**RECORDS SUPPLIED**.
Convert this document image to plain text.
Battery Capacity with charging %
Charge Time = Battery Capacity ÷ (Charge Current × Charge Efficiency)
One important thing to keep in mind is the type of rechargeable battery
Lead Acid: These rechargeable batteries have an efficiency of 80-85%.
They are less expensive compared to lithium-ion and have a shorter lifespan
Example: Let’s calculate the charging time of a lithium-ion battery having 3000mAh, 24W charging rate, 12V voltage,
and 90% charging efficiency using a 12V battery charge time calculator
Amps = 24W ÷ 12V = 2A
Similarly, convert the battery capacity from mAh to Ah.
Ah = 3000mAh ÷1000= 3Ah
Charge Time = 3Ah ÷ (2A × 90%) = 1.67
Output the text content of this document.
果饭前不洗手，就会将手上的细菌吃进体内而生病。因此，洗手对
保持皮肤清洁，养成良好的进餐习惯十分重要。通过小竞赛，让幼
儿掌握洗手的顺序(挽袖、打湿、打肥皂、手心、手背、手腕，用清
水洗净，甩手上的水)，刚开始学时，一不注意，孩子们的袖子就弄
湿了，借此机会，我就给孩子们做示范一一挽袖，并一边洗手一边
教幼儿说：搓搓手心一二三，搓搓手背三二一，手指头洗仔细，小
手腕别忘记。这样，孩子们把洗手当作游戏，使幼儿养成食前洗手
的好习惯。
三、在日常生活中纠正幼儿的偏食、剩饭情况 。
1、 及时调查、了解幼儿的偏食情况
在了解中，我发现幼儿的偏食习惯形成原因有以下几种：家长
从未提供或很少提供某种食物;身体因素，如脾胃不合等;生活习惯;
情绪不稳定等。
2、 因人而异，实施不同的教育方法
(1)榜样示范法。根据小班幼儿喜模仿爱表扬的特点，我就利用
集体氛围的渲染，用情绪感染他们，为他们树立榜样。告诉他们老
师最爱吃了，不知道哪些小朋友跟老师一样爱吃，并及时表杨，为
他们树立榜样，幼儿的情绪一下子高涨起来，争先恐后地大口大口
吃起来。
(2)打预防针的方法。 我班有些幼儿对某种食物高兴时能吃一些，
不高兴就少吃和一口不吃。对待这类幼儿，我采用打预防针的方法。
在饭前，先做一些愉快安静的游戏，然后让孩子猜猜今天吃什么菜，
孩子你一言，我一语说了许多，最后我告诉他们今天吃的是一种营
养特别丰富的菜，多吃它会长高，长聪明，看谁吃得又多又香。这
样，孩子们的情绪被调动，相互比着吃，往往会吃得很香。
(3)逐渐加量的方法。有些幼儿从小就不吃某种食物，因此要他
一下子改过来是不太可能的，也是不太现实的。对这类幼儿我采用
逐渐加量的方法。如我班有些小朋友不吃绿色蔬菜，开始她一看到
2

**SET TASK**. Show the lines of the material that contain the word "charging".

**COMPLETED EXERCISE**.
Battery Capacity with charging %
Example: Let’s calculate the charging time of a lithium-ion battery having 3000mAh, 24W charging rate, 12V voltage,
and 90% charging efficiency using a 12V battery charge time calculator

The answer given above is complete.